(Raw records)

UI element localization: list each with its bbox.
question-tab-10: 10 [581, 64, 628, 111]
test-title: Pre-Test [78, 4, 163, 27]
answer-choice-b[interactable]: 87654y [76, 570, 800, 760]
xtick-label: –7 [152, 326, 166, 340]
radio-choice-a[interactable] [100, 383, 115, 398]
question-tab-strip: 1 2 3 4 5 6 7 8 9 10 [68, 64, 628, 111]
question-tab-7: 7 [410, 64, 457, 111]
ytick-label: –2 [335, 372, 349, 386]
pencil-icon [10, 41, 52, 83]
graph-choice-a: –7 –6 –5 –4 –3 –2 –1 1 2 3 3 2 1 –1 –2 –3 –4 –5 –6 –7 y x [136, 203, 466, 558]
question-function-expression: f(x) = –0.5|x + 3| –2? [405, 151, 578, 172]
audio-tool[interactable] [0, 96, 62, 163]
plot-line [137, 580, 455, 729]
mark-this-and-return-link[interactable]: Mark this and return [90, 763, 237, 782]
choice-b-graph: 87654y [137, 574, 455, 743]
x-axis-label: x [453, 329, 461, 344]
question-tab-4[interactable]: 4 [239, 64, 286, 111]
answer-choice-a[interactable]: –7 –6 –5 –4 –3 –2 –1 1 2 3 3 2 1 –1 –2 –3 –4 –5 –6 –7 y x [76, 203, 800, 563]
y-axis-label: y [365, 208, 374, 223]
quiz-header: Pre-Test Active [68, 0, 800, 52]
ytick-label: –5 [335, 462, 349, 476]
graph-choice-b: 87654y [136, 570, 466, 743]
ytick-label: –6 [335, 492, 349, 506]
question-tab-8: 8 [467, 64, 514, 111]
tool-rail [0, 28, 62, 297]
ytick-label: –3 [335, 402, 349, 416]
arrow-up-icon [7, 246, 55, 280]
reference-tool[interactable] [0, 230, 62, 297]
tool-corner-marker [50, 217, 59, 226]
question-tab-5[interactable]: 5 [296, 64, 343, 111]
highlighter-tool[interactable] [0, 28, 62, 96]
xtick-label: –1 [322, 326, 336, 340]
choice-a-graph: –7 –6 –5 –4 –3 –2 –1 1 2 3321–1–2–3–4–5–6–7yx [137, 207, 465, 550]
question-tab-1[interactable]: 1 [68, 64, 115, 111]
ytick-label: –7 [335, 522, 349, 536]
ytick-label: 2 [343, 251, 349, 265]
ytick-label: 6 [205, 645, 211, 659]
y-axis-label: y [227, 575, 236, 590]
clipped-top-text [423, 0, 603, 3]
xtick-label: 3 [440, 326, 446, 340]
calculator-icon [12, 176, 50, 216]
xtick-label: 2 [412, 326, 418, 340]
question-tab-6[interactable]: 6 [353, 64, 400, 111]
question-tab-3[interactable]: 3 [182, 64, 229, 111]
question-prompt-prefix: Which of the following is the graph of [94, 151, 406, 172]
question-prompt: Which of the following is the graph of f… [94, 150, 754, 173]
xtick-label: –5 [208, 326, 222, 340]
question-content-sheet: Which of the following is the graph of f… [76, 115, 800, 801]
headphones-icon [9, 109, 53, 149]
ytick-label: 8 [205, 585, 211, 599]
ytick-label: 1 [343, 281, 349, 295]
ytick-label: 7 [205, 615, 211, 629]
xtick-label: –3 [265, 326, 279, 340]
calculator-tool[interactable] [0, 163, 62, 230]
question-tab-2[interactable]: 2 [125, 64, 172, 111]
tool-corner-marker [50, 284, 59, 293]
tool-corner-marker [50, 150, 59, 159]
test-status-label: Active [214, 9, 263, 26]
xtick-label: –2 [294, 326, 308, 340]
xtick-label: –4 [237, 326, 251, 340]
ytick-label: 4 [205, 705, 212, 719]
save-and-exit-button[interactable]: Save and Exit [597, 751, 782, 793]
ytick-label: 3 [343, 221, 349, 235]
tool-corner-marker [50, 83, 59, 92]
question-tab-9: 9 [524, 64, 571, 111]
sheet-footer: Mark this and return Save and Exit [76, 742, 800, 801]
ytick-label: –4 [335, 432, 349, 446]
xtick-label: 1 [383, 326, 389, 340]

Set exercise: Reproduce every line of the records above, word for word and with nothing changed.

Complete response:
UI element localization: list each with its bbox.
question-tab-10: 10 [581, 64, 628, 111]
test-title: Pre-Test [78, 4, 163, 27]
answer-choice-b[interactable]: 87654y [76, 570, 800, 760]
xtick-label: –7 [152, 326, 166, 340]
radio-choice-a[interactable] [100, 383, 115, 398]
question-tab-strip: 1 2 3 4 5 6 7 8 9 10 [68, 64, 628, 111]
question-tab-7: 7 [410, 64, 457, 111]
ytick-label: –2 [335, 372, 349, 386]
pencil-icon [10, 41, 52, 83]
graph-choice-a: –7 –6 –5 –4 –3 –2 –1 1 2 3 3 2 1 –1 –2 –3 –4 –5 –6 –7 y x [136, 203, 466, 558]
question-function-expression: f(x) = –0.5|x + 3| –2? [405, 151, 578, 172]
audio-tool[interactable] [0, 96, 62, 163]
plot-line [137, 580, 455, 729]
mark-this-and-return-link[interactable]: Mark this and return [90, 763, 237, 782]
choice-b-graph: 87654y [137, 574, 455, 743]
x-axis-label: x [453, 329, 461, 344]
question-tab-4[interactable]: 4 [239, 64, 286, 111]
answer-choice-a[interactable]: –7 –6 –5 –4 –3 –2 –1 1 2 3 3 2 1 –1 –2 –3 –4 –5 –6 –7 y x [76, 203, 800, 563]
y-axis-label: y [365, 208, 374, 223]
quiz-header: Pre-Test Active [68, 0, 800, 52]
ytick-label: –5 [335, 462, 349, 476]
graph-choice-b: 87654y [136, 570, 466, 743]
ytick-label: –6 [335, 492, 349, 506]
question-tab-8: 8 [467, 64, 514, 111]
tool-rail [0, 28, 62, 297]
ytick-label: –3 [335, 402, 349, 416]
arrow-up-icon [7, 246, 55, 280]
reference-tool[interactable] [0, 230, 62, 297]
tool-corner-marker [50, 217, 59, 226]
question-tab-5[interactable]: 5 [296, 64, 343, 111]
highlighter-tool[interactable] [0, 28, 62, 96]
xtick-label: –1 [322, 326, 336, 340]
choice-a-graph: –7 –6 –5 –4 –3 –2 –1 1 2 3321–1–2–3–4–5–6–7yx [137, 207, 465, 550]
question-tab-1[interactable]: 1 [68, 64, 115, 111]
ytick-label: –7 [335, 522, 349, 536]
ytick-label: 2 [343, 251, 349, 265]
ytick-label: 6 [205, 645, 211, 659]
y-axis-label: y [227, 575, 236, 590]
clipped-top-text [423, 0, 603, 3]
xtick-label: 3 [440, 326, 446, 340]
calculator-icon [12, 176, 50, 216]
xtick-label: 2 [412, 326, 418, 340]
question-tab-6[interactable]: 6 [353, 64, 400, 111]
question-tab-3[interactable]: 3 [182, 64, 229, 111]
question-prompt-prefix: Which of the following is the graph of [94, 151, 406, 172]
question-prompt: Which of the following is the graph of f… [94, 150, 754, 173]
xtick-label: –5 [208, 326, 222, 340]
question-content-sheet: Which of the following is the graph of f… [76, 115, 800, 801]
headphones-icon [9, 109, 53, 149]
ytick-label: 8 [205, 585, 211, 599]
ytick-label: 1 [343, 281, 349, 295]
ytick-label: 7 [205, 615, 211, 629]
xtick-label: –3 [265, 326, 279, 340]
calculator-tool[interactable] [0, 163, 62, 230]
question-tab-2[interactable]: 2 [125, 64, 172, 111]
tool-corner-marker [50, 284, 59, 293]
tool-corner-marker [50, 150, 59, 159]
test-status-label: Active [214, 9, 263, 26]
xtick-label: –2 [294, 326, 308, 340]
xtick-label: –4 [237, 326, 251, 340]
ytick-label: 4 [205, 705, 212, 719]
save-and-exit-button[interactable]: Save and Exit [597, 751, 782, 793]
ytick-label: 3 [343, 221, 349, 235]
tool-corner-marker [50, 83, 59, 92]
question-tab-9: 9 [524, 64, 571, 111]
sheet-footer: Mark this and return Save and Exit [76, 742, 800, 801]
ytick-label: –4 [335, 432, 349, 446]
xtick-label: 1 [383, 326, 389, 340]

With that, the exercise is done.